#### The problem
Your task is to copy every record exactly.

** Start of Input records **

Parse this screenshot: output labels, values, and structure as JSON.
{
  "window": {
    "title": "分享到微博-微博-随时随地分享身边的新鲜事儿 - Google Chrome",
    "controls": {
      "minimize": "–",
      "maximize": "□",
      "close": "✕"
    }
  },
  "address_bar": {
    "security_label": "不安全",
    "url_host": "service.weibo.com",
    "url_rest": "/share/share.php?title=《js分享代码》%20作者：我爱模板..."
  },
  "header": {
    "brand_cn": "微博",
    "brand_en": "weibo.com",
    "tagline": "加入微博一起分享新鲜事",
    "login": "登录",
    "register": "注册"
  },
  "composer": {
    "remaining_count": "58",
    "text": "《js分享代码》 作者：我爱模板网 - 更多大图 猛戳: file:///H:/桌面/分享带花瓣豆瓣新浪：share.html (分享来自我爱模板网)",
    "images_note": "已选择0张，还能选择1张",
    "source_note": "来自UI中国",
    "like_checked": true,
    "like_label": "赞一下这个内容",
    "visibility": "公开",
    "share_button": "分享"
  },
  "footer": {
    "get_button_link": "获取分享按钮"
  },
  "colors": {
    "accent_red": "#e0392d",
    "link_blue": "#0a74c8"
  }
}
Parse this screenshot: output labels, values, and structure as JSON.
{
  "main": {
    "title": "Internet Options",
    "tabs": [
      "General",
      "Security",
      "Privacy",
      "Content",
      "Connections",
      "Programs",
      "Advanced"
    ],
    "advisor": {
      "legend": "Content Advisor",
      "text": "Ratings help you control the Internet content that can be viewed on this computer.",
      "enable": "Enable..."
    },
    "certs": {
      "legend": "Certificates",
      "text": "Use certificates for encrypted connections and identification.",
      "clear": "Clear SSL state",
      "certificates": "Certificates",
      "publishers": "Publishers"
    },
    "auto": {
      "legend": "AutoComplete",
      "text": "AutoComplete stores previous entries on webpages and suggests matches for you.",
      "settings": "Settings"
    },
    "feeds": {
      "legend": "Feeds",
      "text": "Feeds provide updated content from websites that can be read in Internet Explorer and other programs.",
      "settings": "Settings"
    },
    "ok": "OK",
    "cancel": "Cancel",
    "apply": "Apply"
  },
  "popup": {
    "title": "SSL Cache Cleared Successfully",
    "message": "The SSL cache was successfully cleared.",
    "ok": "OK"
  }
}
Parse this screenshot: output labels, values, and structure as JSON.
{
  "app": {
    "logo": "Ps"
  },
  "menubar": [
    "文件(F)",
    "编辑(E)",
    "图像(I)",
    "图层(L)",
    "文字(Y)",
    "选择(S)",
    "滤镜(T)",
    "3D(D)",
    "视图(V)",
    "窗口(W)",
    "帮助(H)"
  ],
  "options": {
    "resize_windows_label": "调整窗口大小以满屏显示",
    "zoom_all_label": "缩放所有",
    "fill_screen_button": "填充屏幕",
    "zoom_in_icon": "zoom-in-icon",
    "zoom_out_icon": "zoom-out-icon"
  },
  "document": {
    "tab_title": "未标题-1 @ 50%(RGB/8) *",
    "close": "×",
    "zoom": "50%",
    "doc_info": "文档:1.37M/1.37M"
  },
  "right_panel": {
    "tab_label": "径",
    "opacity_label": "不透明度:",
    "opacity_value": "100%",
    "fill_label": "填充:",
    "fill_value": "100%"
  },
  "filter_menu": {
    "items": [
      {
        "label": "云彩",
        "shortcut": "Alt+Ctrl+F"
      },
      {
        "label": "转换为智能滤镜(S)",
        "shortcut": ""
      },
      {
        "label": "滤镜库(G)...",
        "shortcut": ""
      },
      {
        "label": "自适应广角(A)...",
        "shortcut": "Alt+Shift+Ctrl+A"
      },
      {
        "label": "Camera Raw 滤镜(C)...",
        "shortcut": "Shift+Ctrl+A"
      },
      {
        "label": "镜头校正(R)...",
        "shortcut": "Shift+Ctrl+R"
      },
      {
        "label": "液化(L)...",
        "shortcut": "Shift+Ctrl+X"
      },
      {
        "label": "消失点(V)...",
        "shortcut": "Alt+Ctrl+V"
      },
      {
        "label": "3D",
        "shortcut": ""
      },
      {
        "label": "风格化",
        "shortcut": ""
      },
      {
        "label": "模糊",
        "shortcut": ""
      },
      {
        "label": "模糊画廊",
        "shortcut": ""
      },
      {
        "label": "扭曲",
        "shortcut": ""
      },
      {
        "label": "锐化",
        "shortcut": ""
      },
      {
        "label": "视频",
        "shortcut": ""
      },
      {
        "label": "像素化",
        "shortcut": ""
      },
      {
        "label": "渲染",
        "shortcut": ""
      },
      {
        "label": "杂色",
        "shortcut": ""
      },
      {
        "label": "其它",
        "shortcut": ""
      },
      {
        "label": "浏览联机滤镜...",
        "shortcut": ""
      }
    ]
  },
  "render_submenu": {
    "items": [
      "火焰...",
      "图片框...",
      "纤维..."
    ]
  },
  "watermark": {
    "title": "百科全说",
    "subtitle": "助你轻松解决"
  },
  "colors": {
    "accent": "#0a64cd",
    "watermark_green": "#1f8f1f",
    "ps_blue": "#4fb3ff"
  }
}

** End of Input records **

#### Exercise output
Parse this screenshot: output labels, values, and structure as JSON.
{
  "window": {
    "title": "分享到微博-微博-随时随地分享身边的新鲜事儿 - Google Chrome",
    "controls": {
      "minimize": "–",
      "maximize": "□",
      "close": "✕"
    }
  },
  "address_bar": {
    "security_label": "不安全",
    "url_host": "service.weibo.com",
    "url_rest": "/share/share.php?title=《js分享代码》%20作者：我爱模板..."
  },
  "header": {
    "brand_cn": "微博",
    "brand_en": "weibo.com",
    "tagline": "加入微博一起分享新鲜事",
    "login": "登录",
    "register": "注册"
  },
  "composer": {
    "remaining_count": "58",
    "text": "《js分享代码》 作者：我爱模板网 - 更多大图 猛戳: file:///H:/桌面/分享带花瓣豆瓣新浪：share.html (分享来自我爱模板网)",
    "images_note": "已选择0张，还能选择1张",
    "source_note": "来自UI中国",
    "like_checked": true,
    "like_label": "赞一下这个内容",
    "visibility": "公开",
    "share_button": "分享"
  },
  "footer": {
    "get_button_link": "获取分享按钮"
  },
  "colors": {
    "accent_red": "#e0392d",
    "link_blue": "#0a74c8"
  }
}
Parse this screenshot: output labels, values, and structure as JSON.
{
  "main": {
    "title": "Internet Options",
    "tabs": [
      "General",
      "Security",
      "Privacy",
      "Content",
      "Connections",
      "Programs",
      "Advanced"
    ],
    "advisor": {
      "legend": "Content Advisor",
      "text": "Ratings help you control the Internet content that can be viewed on this computer.",
      "enable": "Enable..."
    },
    "certs": {
      "legend": "Certificates",
      "text": "Use certificates for encrypted connections and identification.",
      "clear": "Clear SSL state",
      "certificates": "Certificates",
      "publishers": "Publishers"
    },
    "auto": {
      "legend": "AutoComplete",
      "text": "AutoComplete stores previous entries on webpages and suggests matches for you.",
      "settings": "Settings"
    },
    "feeds": {
      "legend": "Feeds",
      "text": "Feeds provide updated content from websites that can be read in Internet Explorer and other programs.",
      "settings": "Settings"
    },
    "ok": "OK",
    "cancel": "Cancel",
    "apply": "Apply"
  },
  "popup": {
    "title": "SSL Cache Cleared Successfully",
    "message": "The SSL cache was successfully cleared.",
    "ok": "OK"
  }
}
Parse this screenshot: output labels, values, and structure as JSON.
{
  "app": {
    "logo": "Ps"
  },
  "menubar": [
    "文件(F)",
    "编辑(E)",
    "图像(I)",
    "图层(L)",
    "文字(Y)",
    "选择(S)",
    "滤镜(T)",
    "3D(D)",
    "视图(V)",
    "窗口(W)",
    "帮助(H)"
  ],
  "options": {
    "resize_windows_label": "调整窗口大小以满屏显示",
    "zoom_all_label": "缩放所有",
    "fill_screen_button": "填充屏幕",
    "zoom_in_icon": "zoom-in-icon",
    "zoom_out_icon": "zoom-out-icon"
  },
  "document": {
    "tab_title": "未标题-1 @ 50%(RGB/8) *",
    "close": "×",
    "zoom": "50%",
    "doc_info": "文档:1.37M/1.37M"
  },
  "right_panel": {
    "tab_label": "径",
    "opacity_label": "不透明度:",
    "opacity_value": "100%",
    "fill_label": "填充:",
    "fill_value": "100%"
  },
  "filter_menu": {
    "items": [
      {
        "label": "云彩",
        "shortcut": "Alt+Ctrl+F"
      },
      {
        "label": "转换为智能滤镜(S)",
        "shortcut": ""
      },
      {
        "label": "滤镜库(G)...",
        "shortcut": ""
      },
      {
        "label": "自适应广角(A)...",
        "shortcut": "Alt+Shift+Ctrl+A"
      },
      {
        "label": "Camera Raw 滤镜(C)...",
        "shortcut": "Shift+Ctrl+A"
      },
      {
        "label": "镜头校正(R)...",
        "shortcut": "Shift+Ctrl+R"
      },
      {
        "label": "液化(L)...",
        "shortcut": "Shift+Ctrl+X"
      },
      {
        "label": "消失点(V)...",
        "shortcut": "Alt+Ctrl+V"
      },
      {
        "label": "3D",
        "shortcut": ""
      },
      {
        "label": "风格化",
        "shortcut": ""
      },
      {
        "label": "模糊",
        "shortcut": ""
      },
      {
        "label": "模糊画廊",
        "shortcut": ""
      },
      {
        "label": "扭曲",
        "shortcut": ""
      },
      {
        "label": "锐化",
        "shortcut": ""
      },
      {
        "label": "视频",
        "shortcut": ""
      },
      {
        "label": "像素化",
        "shortcut": ""
      },
      {
        "label": "渲染",
        "shortcut": ""
      },
      {
        "label": "杂色",
        "shortcut": ""
      },
      {
        "label": "其它",
        "shortcut": ""
      },
      {
        "label": "浏览联机滤镜...",
        "shortcut": ""
      }
    ]
  },
  "render_submenu": {
    "items": [
      "火焰...",
      "图片框...",
      "纤维..."
    ]
  },
  "watermark": {
    "title": "百科全说",
    "subtitle": "助你轻松解决"
  },
  "colors": {
    "accent": "#0a64cd",
    "watermark_green": "#1f8f1f",
    "ps_blue": "#4fb3ff"
  }
}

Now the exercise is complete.